Aim of the task: Go through the listing and copy each line with the string "text".

Data rows:
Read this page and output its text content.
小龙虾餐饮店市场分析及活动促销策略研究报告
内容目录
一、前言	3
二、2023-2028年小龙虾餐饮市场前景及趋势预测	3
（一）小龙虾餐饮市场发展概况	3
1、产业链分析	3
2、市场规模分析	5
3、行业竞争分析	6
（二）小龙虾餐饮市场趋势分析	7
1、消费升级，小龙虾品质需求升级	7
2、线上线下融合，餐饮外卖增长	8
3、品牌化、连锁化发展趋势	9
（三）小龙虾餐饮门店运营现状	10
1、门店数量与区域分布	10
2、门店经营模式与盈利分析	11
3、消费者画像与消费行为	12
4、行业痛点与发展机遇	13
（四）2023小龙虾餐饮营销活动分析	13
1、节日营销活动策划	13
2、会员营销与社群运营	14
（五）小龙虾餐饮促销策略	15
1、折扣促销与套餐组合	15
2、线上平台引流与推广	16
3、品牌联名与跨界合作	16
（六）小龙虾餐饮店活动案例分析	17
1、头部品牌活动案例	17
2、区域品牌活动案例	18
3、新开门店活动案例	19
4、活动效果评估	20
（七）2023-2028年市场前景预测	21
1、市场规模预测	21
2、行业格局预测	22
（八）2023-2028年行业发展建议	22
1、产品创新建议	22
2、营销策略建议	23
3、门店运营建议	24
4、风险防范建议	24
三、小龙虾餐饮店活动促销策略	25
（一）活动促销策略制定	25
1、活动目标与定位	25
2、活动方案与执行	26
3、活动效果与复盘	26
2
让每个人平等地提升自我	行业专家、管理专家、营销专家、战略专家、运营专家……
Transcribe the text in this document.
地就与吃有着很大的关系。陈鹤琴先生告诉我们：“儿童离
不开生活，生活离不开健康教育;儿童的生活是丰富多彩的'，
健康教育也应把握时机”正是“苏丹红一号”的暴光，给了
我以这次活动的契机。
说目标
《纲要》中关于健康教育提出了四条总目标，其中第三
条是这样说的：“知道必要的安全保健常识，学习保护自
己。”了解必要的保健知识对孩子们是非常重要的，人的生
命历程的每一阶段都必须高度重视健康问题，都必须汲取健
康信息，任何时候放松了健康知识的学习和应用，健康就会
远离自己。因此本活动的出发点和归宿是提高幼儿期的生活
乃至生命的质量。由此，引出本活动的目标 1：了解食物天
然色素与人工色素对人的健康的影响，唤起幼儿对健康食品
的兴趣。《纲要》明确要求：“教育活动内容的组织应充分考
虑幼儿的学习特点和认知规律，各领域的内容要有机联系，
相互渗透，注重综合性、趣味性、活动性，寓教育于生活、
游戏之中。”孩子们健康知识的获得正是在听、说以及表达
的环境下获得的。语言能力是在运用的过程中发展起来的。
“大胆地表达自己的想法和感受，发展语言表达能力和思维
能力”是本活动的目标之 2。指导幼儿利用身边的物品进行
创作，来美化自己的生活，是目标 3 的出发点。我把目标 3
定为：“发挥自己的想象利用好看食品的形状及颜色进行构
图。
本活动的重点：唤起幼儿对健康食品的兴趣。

Result of this exercise:
Read this page and output its text content.
Transcribe the text in this document.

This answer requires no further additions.